Extracted entries:
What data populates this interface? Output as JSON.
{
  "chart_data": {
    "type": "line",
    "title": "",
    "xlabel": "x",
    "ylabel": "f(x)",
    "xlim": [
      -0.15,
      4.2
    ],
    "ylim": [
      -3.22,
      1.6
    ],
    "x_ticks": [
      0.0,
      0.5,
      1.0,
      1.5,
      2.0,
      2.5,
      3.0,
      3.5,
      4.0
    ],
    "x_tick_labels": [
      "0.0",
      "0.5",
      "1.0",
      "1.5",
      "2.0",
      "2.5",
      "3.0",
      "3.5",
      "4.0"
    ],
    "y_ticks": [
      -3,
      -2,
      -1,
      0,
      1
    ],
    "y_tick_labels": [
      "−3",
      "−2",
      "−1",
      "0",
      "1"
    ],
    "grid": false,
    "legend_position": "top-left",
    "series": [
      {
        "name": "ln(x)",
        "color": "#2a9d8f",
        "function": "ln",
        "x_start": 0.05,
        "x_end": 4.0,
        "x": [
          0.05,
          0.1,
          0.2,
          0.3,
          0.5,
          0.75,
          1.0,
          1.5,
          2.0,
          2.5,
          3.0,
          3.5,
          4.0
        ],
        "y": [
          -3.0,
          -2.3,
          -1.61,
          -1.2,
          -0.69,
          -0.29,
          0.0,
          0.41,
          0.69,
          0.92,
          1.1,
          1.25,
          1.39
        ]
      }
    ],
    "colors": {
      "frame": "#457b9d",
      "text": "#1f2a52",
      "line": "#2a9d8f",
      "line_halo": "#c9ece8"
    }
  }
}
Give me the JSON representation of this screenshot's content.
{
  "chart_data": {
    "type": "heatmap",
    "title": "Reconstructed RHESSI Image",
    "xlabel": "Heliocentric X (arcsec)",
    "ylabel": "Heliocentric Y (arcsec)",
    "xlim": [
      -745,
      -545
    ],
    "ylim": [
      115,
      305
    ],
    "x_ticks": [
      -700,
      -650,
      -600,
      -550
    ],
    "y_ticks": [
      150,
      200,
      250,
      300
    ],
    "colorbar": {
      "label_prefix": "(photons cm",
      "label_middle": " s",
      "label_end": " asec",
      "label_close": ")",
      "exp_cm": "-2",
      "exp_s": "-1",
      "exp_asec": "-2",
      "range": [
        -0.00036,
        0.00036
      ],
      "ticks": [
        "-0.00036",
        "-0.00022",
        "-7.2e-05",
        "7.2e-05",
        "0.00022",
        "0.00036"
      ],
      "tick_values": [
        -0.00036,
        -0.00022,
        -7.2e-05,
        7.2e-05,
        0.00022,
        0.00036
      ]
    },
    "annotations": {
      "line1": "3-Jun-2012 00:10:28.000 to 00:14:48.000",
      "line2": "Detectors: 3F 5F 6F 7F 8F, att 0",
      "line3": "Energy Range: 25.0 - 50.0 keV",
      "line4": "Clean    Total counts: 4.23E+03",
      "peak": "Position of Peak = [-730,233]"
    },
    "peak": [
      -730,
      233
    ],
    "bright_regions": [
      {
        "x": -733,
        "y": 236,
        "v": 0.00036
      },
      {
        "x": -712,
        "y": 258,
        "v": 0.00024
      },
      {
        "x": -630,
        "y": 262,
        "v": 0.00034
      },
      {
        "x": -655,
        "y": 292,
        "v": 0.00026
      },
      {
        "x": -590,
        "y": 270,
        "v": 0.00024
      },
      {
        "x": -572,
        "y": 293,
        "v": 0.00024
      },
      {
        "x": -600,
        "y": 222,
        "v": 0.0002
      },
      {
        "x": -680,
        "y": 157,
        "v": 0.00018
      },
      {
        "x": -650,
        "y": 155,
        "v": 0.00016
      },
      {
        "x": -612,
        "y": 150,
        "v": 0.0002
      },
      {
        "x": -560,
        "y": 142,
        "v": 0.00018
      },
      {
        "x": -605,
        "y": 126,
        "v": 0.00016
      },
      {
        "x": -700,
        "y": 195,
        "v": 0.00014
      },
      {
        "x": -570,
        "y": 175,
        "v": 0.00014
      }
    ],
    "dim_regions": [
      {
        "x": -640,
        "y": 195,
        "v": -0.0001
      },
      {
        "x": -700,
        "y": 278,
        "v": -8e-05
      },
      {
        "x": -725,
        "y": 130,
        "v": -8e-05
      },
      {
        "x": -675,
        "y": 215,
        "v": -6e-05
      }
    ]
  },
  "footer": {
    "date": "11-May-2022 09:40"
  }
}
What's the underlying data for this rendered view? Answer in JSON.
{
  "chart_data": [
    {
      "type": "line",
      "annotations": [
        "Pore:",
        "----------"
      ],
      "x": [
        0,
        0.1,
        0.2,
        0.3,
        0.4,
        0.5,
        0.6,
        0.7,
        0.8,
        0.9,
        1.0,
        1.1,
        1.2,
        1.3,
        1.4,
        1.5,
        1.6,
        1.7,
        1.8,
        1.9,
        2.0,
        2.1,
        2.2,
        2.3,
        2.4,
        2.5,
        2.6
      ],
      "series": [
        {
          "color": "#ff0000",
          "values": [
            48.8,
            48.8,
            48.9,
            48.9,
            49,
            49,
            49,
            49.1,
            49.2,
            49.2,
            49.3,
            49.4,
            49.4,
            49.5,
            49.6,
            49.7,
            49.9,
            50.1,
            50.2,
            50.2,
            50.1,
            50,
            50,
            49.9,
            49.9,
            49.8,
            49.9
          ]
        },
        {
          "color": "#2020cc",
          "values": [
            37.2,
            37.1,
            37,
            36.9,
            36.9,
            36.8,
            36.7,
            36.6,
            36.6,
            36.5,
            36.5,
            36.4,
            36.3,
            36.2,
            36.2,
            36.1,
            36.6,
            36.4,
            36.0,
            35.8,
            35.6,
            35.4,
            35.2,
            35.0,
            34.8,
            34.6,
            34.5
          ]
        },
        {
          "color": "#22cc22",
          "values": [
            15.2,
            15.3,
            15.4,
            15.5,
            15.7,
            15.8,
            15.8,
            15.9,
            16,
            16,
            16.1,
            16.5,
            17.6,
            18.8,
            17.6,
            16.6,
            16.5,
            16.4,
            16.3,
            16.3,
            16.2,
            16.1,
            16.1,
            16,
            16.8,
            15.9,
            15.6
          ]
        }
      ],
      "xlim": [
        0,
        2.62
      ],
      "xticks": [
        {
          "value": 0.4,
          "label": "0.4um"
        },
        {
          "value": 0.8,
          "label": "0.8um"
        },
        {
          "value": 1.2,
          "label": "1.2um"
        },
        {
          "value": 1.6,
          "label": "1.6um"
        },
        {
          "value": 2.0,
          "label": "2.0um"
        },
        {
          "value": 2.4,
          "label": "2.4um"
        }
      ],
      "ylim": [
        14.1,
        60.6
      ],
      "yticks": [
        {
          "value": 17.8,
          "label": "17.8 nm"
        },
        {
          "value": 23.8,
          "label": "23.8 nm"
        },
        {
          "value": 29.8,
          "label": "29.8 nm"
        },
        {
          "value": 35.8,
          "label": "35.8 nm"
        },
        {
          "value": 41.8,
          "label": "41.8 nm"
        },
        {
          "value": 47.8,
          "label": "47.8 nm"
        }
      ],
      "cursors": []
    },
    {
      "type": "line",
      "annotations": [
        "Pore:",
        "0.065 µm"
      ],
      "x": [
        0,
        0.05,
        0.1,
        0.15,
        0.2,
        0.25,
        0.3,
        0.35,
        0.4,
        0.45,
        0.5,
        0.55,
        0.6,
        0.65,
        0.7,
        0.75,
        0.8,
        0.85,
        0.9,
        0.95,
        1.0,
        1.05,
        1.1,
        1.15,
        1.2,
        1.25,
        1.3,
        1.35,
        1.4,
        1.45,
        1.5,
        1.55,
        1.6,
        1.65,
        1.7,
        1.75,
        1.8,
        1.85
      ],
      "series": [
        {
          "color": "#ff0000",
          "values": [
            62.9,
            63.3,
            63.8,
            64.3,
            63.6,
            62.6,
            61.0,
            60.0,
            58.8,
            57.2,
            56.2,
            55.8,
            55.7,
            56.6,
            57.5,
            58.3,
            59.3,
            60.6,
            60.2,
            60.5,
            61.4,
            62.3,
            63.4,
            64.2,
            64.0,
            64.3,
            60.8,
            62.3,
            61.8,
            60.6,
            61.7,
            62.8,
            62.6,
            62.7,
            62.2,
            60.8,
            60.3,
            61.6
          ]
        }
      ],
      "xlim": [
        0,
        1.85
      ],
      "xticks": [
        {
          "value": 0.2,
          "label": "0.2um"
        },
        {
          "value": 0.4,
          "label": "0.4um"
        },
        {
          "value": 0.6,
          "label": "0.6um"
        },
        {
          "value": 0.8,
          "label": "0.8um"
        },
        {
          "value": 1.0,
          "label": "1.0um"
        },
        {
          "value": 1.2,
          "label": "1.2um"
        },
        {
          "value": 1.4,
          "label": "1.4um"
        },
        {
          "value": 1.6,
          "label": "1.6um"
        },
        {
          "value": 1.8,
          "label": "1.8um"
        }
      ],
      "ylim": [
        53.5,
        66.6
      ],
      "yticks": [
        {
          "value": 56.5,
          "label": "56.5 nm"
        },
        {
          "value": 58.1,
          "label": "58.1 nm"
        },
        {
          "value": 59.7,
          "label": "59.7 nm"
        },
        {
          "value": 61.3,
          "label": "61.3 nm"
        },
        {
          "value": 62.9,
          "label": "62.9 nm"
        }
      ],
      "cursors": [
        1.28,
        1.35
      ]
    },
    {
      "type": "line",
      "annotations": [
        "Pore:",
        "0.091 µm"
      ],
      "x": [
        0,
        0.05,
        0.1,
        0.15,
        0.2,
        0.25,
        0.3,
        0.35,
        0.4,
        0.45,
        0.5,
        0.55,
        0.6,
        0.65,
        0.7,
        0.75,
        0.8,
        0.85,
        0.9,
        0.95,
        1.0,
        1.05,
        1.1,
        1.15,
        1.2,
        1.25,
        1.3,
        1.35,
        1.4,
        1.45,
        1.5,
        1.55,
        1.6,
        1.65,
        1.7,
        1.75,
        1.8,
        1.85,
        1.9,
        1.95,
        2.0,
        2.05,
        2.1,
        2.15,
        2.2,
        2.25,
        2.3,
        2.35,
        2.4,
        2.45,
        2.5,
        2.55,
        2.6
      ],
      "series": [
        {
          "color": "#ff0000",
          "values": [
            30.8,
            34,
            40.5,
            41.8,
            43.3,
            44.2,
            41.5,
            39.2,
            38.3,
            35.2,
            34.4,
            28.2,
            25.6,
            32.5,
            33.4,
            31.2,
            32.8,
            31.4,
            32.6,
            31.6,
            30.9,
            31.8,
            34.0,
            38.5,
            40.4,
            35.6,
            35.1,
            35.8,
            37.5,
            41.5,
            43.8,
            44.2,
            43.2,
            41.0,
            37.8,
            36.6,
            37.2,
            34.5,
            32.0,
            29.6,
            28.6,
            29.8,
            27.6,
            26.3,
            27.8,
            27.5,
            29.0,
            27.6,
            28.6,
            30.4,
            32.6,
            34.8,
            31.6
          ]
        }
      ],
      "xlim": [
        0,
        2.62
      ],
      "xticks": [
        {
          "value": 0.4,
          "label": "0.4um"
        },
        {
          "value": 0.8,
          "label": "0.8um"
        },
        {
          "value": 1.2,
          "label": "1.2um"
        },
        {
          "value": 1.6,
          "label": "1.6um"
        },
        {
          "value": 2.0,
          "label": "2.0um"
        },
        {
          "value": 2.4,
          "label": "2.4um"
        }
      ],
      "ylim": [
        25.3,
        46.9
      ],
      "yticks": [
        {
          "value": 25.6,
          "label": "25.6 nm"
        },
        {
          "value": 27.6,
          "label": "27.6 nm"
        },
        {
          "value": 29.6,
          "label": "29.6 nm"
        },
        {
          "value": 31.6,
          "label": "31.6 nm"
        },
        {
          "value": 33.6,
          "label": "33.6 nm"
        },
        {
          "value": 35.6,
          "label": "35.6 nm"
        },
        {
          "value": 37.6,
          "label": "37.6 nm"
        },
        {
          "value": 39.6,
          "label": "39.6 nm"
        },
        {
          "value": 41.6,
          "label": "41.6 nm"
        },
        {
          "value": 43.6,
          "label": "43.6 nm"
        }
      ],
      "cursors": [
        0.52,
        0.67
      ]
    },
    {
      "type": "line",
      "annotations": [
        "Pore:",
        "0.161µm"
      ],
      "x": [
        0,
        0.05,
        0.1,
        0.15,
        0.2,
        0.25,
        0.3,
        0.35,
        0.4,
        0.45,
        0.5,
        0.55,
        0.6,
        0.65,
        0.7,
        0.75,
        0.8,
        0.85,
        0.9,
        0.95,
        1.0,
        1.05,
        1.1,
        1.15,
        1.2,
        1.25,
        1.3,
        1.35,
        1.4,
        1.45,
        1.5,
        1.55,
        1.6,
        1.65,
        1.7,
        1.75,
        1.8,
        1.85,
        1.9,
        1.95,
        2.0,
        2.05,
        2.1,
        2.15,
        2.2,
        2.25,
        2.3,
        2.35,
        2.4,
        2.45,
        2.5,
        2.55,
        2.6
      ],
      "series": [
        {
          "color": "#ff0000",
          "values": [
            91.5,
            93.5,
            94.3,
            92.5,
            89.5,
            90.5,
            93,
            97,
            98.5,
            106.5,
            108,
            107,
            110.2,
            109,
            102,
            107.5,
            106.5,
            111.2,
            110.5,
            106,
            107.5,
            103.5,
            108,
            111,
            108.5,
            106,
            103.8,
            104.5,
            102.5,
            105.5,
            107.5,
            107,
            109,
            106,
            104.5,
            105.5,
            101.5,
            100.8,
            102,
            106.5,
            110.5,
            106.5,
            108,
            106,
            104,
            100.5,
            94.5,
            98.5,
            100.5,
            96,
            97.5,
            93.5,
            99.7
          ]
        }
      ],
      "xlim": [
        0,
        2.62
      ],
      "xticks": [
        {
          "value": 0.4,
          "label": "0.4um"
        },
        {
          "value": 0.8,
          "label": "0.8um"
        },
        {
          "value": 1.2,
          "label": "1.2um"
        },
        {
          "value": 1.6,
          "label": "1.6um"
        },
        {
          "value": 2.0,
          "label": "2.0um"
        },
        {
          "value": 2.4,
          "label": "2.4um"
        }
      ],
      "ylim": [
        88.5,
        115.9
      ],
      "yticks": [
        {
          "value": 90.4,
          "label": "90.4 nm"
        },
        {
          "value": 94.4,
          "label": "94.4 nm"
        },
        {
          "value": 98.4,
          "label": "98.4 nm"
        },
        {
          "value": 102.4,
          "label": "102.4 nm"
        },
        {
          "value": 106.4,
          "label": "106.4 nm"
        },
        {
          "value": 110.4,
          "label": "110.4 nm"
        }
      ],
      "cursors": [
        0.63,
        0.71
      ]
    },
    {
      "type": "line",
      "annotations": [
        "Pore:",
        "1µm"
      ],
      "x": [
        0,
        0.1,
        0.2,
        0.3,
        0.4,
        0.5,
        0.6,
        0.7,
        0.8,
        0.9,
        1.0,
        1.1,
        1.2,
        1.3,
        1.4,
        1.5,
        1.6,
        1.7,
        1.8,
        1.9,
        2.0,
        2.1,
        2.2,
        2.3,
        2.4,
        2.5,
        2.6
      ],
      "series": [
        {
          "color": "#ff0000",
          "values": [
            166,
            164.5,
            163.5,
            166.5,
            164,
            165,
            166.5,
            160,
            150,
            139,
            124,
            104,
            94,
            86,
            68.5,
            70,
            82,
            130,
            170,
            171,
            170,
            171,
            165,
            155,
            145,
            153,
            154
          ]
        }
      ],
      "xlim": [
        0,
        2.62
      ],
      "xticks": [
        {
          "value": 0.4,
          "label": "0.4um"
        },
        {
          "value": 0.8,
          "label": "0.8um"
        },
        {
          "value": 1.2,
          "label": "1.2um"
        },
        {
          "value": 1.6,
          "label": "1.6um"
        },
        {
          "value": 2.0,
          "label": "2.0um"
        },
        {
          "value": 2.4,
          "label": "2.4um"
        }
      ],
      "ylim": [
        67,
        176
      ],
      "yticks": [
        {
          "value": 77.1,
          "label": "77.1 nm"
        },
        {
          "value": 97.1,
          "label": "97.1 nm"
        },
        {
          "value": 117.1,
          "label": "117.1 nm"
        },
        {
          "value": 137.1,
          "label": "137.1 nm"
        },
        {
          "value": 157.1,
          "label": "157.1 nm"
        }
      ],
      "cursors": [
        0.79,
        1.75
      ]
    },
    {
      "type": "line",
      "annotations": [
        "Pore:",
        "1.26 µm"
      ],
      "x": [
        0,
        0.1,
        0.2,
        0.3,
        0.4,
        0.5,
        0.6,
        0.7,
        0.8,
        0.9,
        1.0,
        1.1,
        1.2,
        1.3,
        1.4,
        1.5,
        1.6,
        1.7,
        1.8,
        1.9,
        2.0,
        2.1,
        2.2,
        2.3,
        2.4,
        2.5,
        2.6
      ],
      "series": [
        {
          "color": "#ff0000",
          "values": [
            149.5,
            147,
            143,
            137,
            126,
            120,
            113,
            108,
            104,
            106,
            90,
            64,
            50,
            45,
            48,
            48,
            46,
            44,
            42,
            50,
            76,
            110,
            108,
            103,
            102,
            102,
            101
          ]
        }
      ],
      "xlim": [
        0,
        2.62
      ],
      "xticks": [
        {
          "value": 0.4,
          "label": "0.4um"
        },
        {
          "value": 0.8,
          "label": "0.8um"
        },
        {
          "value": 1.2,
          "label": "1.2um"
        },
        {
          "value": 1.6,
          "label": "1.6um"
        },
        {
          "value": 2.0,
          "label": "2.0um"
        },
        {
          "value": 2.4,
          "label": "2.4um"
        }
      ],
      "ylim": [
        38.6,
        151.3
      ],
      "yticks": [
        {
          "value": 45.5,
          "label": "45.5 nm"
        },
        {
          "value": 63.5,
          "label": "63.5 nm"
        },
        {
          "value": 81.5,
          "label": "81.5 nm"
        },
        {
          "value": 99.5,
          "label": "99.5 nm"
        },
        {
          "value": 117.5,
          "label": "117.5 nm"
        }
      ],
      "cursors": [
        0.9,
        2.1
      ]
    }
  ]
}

Work to do:
Copy each line in the data that holds the word "What".

Output:
What data populates this interface? Output as JSON.
What's the underlying data for this rendered view? Answer in JSON.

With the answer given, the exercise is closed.